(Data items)
⟨
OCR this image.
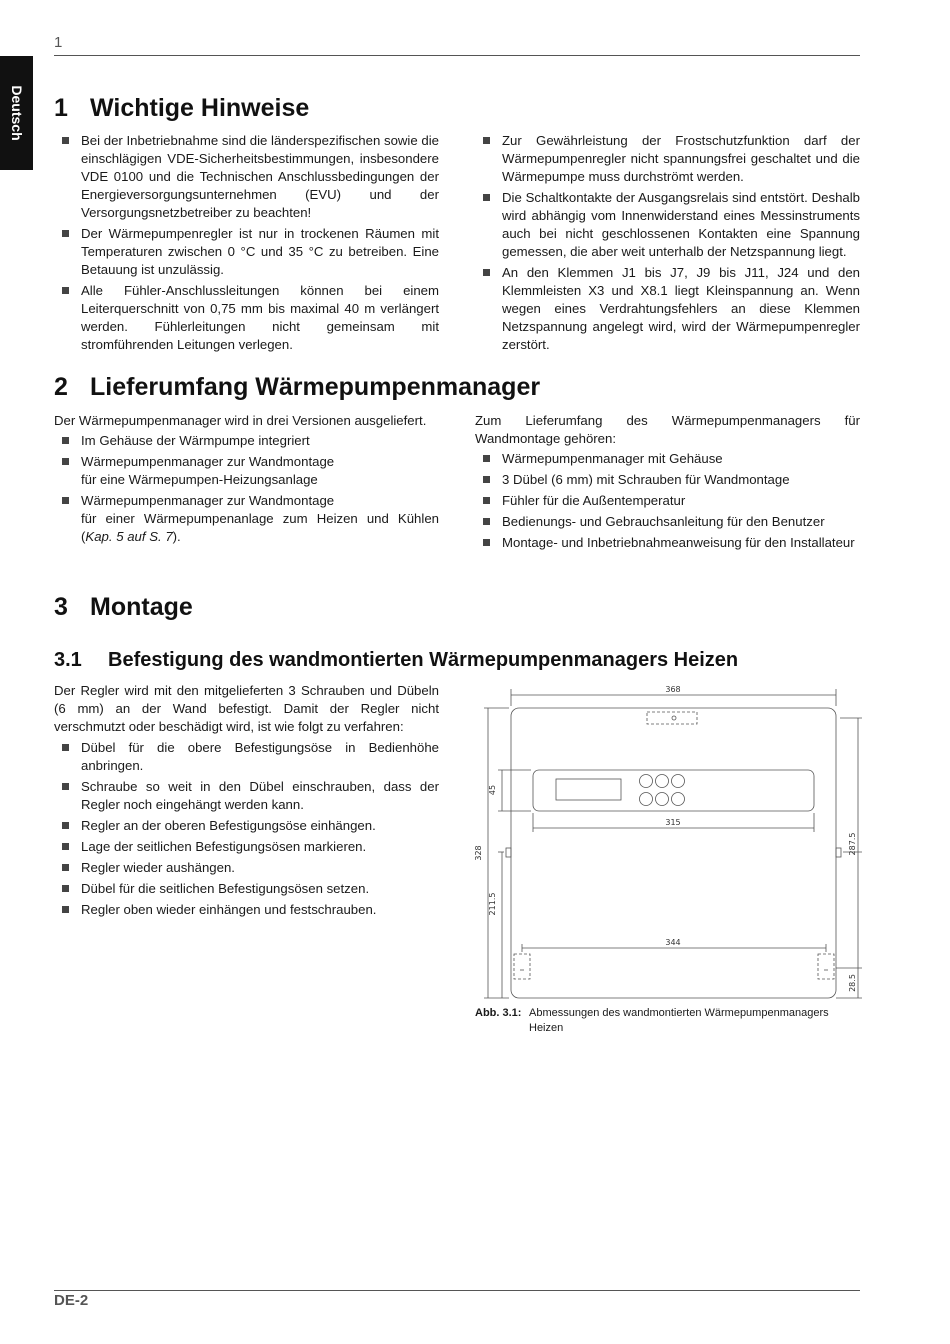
1
Deutsch 1 Wichtige Hinweise
Bei der Inbetriebnahme sind die länderspezifischen sowie die einschlägigen VDE-Sicherheitsbestimmungen, insbesondere VDE 0100 und die Technischen Anschlussbedingungen der Energieversorgungsunternehmen (EVU) und der Versorgungsnetzbetreiber zu beachten!
Der Wärmepumpenregler ist nur in trockenen Räumen mit Temperaturen zwischen 0 °C und 35 °C zu betreiben. Eine Betauung ist unzulässig.
Alle Fühler-Anschlussleitungen können bei einem Leiterquerschnitt von 0,75 mm bis maximal 40 m verlängert werden. Fühlerleitungen nicht gemeinsam mit stromführenden Leitungen verlegen.
Zur Gewährleistung der Frostschutzfunktion darf der Wärmepumpenregler nicht spannungsfrei geschaltet und die Wärmepumpe muss durchströmt werden.
Die Schaltkontakte der Ausgangsrelais sind entstört. Deshalb wird abhängig vom Innenwiderstand eines Messinstruments auch bei nicht geschlossenen Kontakten eine Spannung gemessen, die aber weit unterhalb der Netzspannung liegt.
An den Klemmen J1 bis J7, J9 bis J11, J24 und den Klemmleisten X3 und X8.1 liegt Kleinspannung an. Wenn wegen eines Verdrahtungsfehlers an diese Klemmen Netzspannung angelegt wird, wird der Wärmepumpenregler zerstört.
2 Lieferumfang Wärmepumpenmanager

Der Wärmepumpenmanager wird in drei Versionen ausgeliefert.

Im Gehäuse der Wärmpumpe integriert
Wärmepumpenmanager zur Wandmontage
für eine Wärmepumpen-Heizungsanlage
Wärmepumpenmanager zur Wandmontage

für einer Wärmepumpenanlage zum Heizen und Kühlen
(Kap. 5 auf S. 7).

Zum Lieferumfang des Wärmepumpenmanagers für Wandmontage gehören:

Wärmepumpenmanager mit Gehäuse
3 Dübel (6 mm) mit Schrauben für Wandmontage
Fühler für die Außentemperatur
Bedienungs- und Gebrauchsanleitung für den Benutzer
Montage- und Inbetriebnahmeanweisung für den Installateur
3 Montage
3.1 Befestigung des wandmontierten Wärmepumpenmanagers Heizen

Der Regler wird mit den mitgelieferten 3 Schrauben und Dübeln (6 mm) an der Wand befestigt. Damit der Regler nicht verschmutzt oder beschädigt wird, ist wie folgt zu verfahren:

Dübel für die obere Befestigungsöse in Bedienhöhe anbringen.
Schraube so weit in den Dübel einschrauben, dass der Regler noch eingehängt werden kann.
Regler an der oberen Befestigungsöse einhängen.
Lage der seitlichen Befestigungsösen markieren.
Regler wieder aushängen.
Dübel für die seitlichen Befestigungsösen setzen.
Regler oben wieder einhängen und festschrauben.
368
315
344
328
45
211.5
287.5
28.5
Abb. 3.1: Abmessungen des wandmontierten Wärmepumpenmanagers Heizen
DE-2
⟩
INSTRUCTIONS TO FOLLOW: Keep only those lines of the records that hold "wieder", and return them.

RESPONSE:
Regler wieder aushängen.
Regler oben wieder einhängen und festschrauben.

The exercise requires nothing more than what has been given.